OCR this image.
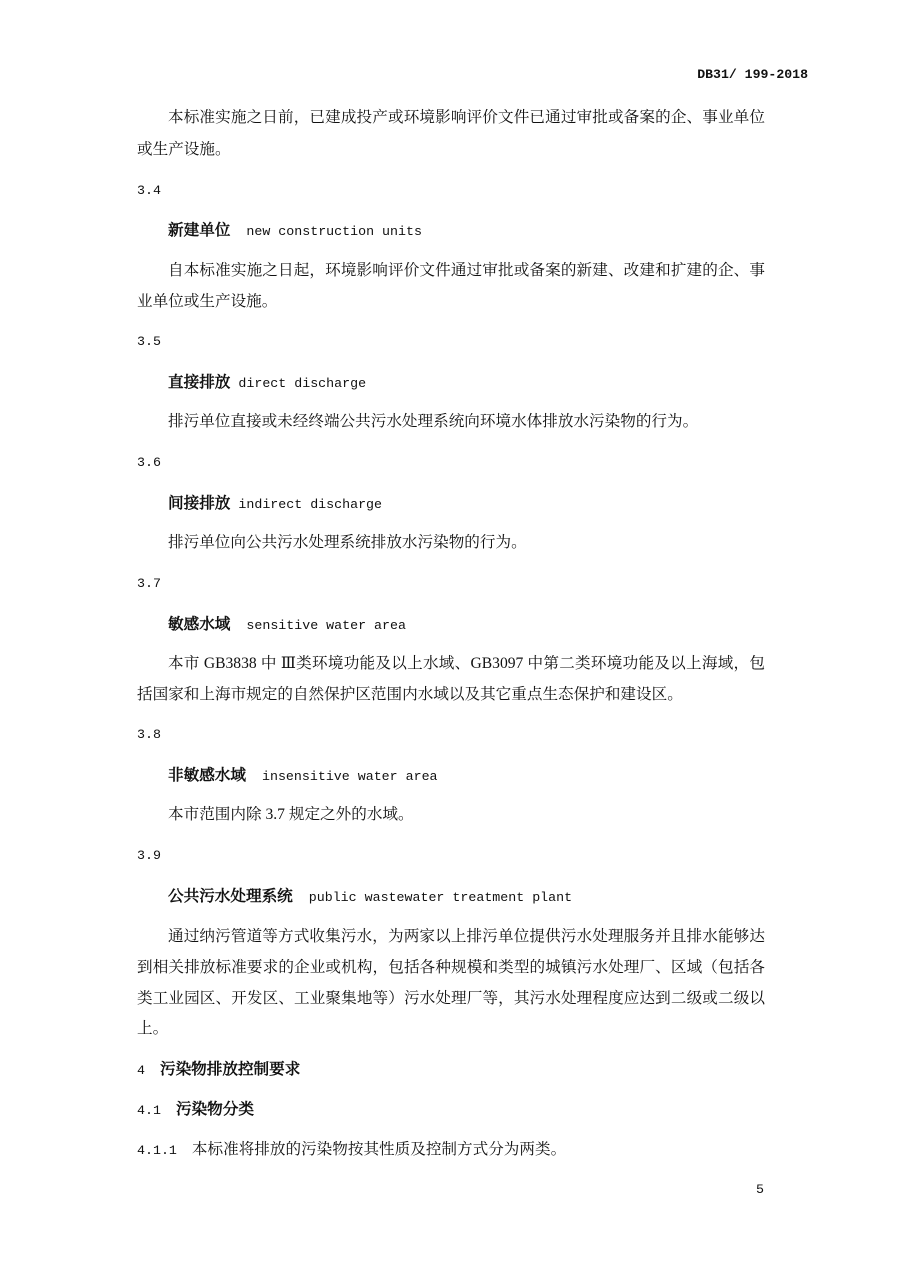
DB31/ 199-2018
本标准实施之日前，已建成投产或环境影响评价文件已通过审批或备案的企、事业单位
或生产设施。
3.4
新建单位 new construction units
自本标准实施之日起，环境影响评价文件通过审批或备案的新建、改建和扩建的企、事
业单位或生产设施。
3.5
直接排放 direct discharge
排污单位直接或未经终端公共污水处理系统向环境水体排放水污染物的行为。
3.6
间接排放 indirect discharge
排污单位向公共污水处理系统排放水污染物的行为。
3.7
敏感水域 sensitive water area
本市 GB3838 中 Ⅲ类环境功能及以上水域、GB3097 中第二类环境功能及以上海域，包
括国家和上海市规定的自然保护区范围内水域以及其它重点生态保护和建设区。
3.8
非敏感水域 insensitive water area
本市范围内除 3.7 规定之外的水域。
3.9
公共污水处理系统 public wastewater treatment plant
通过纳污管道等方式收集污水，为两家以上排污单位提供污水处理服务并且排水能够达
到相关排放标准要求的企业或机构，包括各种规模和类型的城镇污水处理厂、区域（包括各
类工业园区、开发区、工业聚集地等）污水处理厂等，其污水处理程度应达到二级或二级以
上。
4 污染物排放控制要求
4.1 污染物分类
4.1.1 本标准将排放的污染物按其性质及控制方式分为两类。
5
...
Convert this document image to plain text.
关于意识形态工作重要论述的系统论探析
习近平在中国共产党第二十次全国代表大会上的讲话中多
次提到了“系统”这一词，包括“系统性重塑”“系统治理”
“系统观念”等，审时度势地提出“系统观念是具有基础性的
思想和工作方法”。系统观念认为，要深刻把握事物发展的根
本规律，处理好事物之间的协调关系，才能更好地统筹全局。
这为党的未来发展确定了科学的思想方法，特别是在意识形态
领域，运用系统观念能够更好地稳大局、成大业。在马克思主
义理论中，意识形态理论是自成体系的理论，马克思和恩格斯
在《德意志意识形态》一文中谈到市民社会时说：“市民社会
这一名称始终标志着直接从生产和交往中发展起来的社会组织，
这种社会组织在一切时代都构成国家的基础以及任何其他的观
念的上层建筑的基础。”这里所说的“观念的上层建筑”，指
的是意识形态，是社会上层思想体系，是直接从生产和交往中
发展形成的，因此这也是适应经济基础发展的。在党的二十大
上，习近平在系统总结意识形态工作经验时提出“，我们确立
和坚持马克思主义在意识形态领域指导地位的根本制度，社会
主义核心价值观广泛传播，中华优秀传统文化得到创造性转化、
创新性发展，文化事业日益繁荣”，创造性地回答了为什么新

## PROBLEM TO SOLVE:
List the lines that contain the word "image".

## TASK OUTPUT:
OCR this image.
Convert this document image to plain text.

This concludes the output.